═════ Data ═════
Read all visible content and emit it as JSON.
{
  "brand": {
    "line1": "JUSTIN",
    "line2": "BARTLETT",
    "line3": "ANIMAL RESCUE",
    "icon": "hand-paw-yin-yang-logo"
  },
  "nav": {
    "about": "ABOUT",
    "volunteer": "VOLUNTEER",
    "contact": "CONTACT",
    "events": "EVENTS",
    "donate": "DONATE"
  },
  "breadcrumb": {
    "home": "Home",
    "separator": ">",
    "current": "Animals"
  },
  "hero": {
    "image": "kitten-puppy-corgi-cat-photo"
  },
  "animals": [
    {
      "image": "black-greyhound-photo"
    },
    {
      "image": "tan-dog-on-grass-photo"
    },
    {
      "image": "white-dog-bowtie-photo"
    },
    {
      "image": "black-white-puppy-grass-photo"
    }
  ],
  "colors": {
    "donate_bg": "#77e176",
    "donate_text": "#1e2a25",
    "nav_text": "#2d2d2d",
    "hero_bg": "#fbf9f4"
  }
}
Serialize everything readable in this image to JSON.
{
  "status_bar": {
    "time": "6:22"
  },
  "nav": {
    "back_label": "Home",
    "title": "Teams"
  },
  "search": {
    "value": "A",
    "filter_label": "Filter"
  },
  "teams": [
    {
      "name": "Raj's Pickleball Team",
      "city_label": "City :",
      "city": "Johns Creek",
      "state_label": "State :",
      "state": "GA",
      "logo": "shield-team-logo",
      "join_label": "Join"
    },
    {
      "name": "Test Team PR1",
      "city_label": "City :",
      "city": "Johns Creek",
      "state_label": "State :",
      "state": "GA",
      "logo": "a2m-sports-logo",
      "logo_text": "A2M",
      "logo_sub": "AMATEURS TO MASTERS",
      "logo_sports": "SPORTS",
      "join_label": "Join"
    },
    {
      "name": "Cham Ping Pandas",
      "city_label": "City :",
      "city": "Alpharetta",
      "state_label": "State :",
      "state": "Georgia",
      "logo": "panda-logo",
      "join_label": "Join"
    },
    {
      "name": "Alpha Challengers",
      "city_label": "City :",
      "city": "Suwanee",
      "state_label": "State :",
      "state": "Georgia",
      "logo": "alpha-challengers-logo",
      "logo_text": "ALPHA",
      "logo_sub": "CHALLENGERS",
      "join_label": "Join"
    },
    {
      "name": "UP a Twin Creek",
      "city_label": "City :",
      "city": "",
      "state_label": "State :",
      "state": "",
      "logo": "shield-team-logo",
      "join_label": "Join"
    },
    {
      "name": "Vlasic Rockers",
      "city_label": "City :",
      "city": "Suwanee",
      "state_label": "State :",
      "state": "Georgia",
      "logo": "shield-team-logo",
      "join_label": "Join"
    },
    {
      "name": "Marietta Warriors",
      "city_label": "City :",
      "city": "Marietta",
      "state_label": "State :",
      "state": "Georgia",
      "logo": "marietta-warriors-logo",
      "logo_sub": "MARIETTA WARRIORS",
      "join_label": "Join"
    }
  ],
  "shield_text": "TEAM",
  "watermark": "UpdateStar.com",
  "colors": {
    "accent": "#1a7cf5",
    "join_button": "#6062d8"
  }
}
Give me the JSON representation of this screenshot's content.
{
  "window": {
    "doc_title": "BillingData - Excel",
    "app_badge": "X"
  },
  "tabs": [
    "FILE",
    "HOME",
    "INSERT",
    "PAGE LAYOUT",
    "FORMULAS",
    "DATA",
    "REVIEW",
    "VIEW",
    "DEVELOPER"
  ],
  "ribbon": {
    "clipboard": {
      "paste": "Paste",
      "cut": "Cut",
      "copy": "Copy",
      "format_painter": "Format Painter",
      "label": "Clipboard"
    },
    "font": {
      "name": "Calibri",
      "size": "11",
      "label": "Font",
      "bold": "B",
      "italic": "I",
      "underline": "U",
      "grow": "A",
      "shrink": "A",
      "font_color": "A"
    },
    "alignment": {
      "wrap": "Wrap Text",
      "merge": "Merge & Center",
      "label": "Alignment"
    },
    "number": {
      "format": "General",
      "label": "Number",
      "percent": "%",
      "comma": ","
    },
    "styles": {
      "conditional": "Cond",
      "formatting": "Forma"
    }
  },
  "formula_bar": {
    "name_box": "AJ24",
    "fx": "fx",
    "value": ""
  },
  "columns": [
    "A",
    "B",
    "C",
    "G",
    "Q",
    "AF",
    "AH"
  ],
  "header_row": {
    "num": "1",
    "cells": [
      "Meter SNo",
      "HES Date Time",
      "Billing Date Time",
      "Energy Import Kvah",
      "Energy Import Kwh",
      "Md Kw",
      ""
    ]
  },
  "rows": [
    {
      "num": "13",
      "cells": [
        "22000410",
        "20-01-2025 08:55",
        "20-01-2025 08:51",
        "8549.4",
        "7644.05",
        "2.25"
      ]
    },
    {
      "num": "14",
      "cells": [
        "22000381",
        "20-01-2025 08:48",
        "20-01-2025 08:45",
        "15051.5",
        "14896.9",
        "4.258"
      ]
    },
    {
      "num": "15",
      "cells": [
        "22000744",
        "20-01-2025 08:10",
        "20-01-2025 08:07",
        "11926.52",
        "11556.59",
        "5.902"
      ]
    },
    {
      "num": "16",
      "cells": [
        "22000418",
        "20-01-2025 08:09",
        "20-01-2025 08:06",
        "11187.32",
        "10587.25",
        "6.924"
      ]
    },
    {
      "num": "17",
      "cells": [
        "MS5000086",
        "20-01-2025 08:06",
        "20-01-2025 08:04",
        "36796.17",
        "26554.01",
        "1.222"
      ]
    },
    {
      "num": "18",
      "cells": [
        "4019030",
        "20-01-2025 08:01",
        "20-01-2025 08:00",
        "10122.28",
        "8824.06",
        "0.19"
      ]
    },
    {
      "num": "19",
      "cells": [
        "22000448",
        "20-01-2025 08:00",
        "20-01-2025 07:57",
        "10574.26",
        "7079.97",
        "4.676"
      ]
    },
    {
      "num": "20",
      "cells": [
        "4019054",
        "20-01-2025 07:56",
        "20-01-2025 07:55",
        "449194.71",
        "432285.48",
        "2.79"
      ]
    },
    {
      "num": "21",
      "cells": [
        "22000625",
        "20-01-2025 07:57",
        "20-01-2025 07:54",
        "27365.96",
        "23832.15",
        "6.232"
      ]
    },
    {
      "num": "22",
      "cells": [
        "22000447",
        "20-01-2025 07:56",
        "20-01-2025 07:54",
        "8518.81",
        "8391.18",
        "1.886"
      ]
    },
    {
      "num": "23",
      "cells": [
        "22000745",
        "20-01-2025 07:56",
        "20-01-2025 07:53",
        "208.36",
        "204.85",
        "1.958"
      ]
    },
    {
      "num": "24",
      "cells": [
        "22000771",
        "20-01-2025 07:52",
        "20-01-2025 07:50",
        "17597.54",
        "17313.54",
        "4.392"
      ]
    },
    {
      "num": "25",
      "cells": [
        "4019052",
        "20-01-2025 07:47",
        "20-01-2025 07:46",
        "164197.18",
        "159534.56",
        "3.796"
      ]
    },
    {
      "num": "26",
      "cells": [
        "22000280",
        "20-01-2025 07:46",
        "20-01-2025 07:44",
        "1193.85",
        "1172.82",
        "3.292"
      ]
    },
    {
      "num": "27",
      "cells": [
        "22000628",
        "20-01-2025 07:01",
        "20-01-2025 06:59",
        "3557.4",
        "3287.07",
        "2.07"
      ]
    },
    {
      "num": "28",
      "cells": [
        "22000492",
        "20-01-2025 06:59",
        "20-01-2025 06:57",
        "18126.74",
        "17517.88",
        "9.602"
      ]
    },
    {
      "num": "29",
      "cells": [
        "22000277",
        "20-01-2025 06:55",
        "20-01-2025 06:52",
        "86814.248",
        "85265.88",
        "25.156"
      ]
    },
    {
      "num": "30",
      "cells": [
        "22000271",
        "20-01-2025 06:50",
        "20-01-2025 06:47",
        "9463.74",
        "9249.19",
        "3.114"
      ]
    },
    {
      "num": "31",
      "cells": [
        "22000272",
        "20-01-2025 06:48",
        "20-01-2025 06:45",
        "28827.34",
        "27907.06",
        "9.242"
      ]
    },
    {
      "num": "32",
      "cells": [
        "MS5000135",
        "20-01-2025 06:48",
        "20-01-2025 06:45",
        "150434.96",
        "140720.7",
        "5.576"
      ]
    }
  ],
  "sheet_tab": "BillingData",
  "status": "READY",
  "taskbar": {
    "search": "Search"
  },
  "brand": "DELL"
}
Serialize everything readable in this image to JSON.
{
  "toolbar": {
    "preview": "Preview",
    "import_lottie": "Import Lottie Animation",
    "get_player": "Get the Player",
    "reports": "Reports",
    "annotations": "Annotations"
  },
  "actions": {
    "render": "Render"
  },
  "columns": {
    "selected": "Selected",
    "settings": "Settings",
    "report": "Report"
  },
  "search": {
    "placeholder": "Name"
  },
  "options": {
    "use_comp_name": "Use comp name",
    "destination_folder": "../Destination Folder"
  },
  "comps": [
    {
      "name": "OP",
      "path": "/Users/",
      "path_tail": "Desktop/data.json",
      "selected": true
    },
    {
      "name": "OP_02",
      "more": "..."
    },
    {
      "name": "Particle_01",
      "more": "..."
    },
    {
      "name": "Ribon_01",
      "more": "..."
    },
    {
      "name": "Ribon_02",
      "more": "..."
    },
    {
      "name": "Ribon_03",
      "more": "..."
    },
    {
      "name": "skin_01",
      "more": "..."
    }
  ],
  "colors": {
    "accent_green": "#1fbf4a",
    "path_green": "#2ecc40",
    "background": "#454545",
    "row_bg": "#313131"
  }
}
═════
**Work required**
From the data above, copy each line that has the string "grass".

**The reply**
      "image": "tan-dog-on-grass-photo"
      "image": "black-white-puppy-grass-photo"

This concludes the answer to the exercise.